◆ **Dataset excerpts**:
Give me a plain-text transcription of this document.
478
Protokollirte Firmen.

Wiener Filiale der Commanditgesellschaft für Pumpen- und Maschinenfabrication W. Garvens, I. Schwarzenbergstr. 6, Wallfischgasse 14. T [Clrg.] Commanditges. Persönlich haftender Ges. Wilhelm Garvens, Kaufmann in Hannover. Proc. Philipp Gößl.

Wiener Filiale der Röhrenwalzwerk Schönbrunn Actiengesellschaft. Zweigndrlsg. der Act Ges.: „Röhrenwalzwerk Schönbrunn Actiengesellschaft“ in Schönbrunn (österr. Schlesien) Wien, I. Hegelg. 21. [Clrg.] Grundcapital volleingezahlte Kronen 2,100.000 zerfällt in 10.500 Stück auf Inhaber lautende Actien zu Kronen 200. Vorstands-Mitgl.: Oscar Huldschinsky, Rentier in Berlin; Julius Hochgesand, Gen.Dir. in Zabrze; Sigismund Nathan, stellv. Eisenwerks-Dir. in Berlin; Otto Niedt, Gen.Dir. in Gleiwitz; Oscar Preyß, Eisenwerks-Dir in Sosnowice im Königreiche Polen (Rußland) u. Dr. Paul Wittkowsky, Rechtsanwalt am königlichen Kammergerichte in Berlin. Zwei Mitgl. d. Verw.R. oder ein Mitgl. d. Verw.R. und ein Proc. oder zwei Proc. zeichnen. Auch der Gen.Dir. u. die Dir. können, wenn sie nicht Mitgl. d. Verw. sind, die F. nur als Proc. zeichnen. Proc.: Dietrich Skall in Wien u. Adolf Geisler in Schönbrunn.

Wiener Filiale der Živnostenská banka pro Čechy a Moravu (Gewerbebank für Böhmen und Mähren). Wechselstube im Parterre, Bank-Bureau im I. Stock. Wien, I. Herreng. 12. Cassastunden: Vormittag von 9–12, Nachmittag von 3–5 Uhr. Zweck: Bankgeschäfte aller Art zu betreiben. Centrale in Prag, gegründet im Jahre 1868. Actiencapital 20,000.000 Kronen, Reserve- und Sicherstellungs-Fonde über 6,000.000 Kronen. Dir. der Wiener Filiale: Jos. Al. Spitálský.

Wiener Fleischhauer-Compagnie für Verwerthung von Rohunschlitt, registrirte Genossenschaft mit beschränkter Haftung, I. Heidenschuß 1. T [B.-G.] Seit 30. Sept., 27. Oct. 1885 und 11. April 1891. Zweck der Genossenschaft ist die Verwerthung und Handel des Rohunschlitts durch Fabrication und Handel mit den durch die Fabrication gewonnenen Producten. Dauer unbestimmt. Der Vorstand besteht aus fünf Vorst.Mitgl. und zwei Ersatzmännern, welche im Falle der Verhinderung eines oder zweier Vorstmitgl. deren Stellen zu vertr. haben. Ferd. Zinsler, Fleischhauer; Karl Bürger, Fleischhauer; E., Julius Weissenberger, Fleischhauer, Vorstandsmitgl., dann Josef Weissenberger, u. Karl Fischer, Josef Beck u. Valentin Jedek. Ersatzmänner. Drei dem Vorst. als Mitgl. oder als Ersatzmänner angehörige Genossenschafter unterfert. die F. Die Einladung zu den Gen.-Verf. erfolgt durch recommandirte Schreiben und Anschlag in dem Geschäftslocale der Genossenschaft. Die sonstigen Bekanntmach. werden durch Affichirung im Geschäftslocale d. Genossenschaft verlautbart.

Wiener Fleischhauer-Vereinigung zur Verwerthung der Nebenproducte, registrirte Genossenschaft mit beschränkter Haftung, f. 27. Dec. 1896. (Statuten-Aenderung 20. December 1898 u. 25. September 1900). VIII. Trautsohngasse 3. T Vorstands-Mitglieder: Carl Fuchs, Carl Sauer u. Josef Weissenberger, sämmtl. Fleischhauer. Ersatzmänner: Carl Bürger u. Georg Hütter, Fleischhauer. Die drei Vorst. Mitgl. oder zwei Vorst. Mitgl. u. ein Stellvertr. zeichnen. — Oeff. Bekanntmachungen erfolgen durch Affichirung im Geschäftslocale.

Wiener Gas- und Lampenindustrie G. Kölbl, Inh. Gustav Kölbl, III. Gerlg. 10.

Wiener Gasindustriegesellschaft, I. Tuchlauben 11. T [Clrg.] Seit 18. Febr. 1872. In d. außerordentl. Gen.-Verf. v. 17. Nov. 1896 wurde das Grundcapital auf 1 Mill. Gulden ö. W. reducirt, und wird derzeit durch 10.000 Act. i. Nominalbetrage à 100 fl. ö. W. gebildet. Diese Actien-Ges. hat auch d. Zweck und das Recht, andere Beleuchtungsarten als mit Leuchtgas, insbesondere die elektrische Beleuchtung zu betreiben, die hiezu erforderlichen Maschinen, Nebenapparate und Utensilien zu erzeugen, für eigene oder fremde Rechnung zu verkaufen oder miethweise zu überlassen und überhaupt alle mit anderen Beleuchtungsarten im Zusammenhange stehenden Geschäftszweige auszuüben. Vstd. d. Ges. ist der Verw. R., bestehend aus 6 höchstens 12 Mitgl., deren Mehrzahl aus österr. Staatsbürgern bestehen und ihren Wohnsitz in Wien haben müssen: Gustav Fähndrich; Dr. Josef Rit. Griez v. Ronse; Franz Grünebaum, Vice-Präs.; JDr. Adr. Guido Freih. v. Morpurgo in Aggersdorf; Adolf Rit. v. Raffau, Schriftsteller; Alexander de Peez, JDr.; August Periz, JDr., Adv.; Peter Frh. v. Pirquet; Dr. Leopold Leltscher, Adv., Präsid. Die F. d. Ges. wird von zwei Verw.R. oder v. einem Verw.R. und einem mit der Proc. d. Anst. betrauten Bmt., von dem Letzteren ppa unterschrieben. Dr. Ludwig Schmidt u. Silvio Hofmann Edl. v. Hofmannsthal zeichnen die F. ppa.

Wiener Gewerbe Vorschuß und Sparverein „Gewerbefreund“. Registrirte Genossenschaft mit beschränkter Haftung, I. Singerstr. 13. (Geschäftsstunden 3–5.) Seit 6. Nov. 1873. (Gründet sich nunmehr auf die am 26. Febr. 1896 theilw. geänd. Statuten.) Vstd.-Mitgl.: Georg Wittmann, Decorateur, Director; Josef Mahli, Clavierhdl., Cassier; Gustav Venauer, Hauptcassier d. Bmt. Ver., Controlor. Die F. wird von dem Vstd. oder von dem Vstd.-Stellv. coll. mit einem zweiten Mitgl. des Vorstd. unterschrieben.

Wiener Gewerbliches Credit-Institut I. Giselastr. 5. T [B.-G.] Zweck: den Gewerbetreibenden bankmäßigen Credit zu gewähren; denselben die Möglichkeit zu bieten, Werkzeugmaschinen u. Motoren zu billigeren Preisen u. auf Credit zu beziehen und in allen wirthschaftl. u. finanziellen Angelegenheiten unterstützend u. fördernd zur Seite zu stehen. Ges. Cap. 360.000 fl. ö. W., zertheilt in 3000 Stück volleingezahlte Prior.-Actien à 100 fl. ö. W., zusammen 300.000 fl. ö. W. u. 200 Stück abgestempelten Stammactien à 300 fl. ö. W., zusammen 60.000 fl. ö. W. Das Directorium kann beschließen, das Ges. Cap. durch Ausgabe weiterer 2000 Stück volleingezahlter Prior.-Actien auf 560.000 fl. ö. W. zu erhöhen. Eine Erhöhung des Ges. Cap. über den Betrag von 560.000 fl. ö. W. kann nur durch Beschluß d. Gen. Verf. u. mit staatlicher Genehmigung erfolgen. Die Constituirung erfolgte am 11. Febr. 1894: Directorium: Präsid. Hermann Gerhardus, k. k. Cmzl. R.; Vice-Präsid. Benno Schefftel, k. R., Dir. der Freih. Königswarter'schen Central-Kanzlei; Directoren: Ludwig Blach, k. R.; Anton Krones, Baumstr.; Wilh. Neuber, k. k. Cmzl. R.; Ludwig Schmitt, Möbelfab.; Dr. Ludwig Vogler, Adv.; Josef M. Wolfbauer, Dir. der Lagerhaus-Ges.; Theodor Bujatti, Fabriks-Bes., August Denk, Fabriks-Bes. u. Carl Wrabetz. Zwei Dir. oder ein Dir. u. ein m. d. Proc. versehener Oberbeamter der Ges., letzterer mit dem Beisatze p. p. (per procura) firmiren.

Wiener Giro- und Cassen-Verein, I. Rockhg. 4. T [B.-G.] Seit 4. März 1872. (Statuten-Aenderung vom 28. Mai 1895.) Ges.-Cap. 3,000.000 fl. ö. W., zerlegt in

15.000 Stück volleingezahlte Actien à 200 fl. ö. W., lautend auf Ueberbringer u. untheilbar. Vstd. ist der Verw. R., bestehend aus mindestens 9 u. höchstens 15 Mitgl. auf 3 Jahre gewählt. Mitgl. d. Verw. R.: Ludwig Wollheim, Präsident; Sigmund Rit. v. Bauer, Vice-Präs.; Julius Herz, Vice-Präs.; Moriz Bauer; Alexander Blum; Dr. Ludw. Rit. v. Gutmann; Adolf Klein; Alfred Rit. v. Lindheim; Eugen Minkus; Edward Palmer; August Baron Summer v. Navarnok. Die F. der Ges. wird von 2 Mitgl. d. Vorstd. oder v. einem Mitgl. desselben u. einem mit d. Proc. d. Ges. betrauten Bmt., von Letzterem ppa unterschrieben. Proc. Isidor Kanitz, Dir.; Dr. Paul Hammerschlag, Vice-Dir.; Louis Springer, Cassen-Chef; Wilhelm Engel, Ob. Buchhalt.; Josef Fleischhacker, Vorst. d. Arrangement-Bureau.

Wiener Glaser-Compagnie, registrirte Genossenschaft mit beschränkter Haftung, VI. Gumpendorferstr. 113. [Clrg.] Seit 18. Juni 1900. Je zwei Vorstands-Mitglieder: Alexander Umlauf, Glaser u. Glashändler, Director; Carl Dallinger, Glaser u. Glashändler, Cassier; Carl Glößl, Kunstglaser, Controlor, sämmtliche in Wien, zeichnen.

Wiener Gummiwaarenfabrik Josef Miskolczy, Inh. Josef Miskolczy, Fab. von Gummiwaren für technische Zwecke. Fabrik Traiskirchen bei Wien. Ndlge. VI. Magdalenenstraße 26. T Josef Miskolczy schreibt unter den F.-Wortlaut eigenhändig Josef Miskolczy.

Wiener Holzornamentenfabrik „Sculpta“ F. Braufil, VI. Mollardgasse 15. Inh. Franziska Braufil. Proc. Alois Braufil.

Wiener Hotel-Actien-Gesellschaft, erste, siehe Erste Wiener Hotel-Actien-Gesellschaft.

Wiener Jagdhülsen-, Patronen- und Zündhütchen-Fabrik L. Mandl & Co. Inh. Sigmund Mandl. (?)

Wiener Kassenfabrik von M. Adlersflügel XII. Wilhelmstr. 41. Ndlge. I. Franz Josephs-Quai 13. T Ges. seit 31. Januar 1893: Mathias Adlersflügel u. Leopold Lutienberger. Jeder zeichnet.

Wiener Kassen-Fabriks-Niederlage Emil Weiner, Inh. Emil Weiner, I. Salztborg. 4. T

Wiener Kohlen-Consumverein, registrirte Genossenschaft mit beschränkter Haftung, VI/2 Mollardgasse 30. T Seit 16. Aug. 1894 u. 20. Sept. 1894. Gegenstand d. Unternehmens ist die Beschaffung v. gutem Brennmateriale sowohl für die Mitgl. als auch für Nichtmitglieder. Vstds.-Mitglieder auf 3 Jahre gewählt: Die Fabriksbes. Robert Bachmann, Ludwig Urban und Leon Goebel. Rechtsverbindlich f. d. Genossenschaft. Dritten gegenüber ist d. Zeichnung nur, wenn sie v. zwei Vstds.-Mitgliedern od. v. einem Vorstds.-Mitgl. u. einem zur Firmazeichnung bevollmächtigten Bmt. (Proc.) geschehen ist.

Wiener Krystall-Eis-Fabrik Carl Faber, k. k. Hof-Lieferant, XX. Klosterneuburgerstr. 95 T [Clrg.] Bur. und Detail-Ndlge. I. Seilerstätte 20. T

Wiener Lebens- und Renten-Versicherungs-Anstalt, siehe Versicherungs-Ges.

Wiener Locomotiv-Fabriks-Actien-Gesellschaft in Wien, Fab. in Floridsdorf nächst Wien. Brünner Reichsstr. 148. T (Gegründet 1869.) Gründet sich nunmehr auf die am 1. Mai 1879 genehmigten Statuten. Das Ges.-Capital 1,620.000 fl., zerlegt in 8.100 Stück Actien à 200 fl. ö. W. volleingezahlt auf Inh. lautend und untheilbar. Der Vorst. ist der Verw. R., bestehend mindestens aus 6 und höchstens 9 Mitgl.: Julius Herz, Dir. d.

◆ **Written exercise**:
Which lines contain "Cassen"? Show each of them.

◆ **Solution to this problem**:
Wiener Giro- und Cassen-Verein, I. Rockhg. 4. T [B.-G.] Seit 4. März 1872. (Statuten-Aenderung vom 28. Mai 1895.) Ges.-Cap. 3,000.000 fl. ö. W., zerlegt in
15.000 Stück volleingezahlte Actien à 200 fl. ö. W., lautend auf Ueberbringer u. untheilbar. Vstd. ist der Verw. R., bestehend aus mindestens 9 u. höchstens 15 Mitgl. auf 3 Jahre gewählt. Mitgl. d. Verw. R.: Ludwig Wollheim, Präsident; Sigmund Rit. v. Bauer, Vice-Präs.; Julius Herz, Vice-Präs.; Moriz Bauer; Alexander Blum; Dr. Ludw. Rit. v. Gutmann; Adolf Klein; Alfred Rit. v. Lindheim; Eugen Minkus; Edward Palmer; August Baron Summer v. Navarnok. Die F. der Ges. wird von 2 Mitgl. d. Vorstd. oder v. einem Mitgl. desselben u. einem mit d. Proc. d. Ges. betrauten Bmt., von Letzterem ppa unterschrieben. Proc. Isidor Kanitz, Dir.; Dr. Paul Hammerschlag, Vice-Dir.; Louis Springer, Cassen-Chef; Wilhelm Engel, Ob. Buchhalt.; Josef Fleischhacker, Vorst. d. Arrangement-Bureau.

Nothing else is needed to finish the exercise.